What to produce:
Rewrite the rows below as a numbered list, from the first line through the line with "main-nav: INICIO SOBRE". Include both ends and leave out any blank lines.

Material:
* * * *

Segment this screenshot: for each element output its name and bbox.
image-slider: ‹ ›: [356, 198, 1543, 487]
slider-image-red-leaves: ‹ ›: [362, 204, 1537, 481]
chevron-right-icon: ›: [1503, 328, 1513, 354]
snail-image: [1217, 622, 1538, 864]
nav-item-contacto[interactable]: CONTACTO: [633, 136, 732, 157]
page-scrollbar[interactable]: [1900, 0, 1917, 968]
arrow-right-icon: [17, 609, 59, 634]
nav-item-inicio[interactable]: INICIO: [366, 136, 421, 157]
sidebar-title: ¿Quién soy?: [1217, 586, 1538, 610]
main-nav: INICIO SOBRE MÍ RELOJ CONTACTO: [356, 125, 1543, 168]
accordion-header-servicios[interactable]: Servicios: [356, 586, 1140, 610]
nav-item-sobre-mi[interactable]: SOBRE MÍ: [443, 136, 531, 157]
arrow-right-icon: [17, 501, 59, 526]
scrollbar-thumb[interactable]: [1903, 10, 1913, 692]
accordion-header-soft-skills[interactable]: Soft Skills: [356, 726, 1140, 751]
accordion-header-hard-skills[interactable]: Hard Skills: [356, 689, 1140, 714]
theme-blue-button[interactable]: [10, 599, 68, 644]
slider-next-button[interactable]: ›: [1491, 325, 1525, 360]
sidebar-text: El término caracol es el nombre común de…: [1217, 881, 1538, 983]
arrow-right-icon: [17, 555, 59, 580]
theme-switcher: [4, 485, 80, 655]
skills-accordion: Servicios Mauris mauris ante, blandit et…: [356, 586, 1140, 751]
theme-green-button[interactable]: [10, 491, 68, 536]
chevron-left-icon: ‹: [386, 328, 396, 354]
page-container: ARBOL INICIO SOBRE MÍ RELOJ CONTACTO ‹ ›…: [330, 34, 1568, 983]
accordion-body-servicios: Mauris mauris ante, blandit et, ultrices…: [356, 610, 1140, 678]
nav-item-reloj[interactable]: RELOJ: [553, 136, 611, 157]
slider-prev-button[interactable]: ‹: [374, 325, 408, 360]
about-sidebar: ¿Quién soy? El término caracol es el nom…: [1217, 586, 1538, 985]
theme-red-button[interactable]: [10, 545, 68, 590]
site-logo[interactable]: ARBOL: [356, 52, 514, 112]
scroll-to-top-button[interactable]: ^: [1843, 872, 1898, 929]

* * * *

Full response:
1. Segment this screenshot: for each element output its name and bbox.
2. image-slider: ‹ ›: [356, 198, 1543, 487]
3. slider-image-red-leaves: ‹ ›: [362, 204, 1537, 481]
4. chevron-right-icon: ›: [1503, 328, 1513, 354]
5. snail-image: [1217, 622, 1538, 864]
6. nav-item-contacto[interactable]: CONTACTO: [633, 136, 732, 157]
7. page-scrollbar[interactable]: [1900, 0, 1917, 968]
8. arrow-right-icon: [17, 609, 59, 634]
9. nav-item-inicio[interactable]: INICIO: [366, 136, 421, 157]
10. sidebar-title: ¿Quién soy?: [1217, 586, 1538, 610]
11. main-nav: INICIO SOBRE MÍ RELOJ CONTACTO: [356, 125, 1543, 168]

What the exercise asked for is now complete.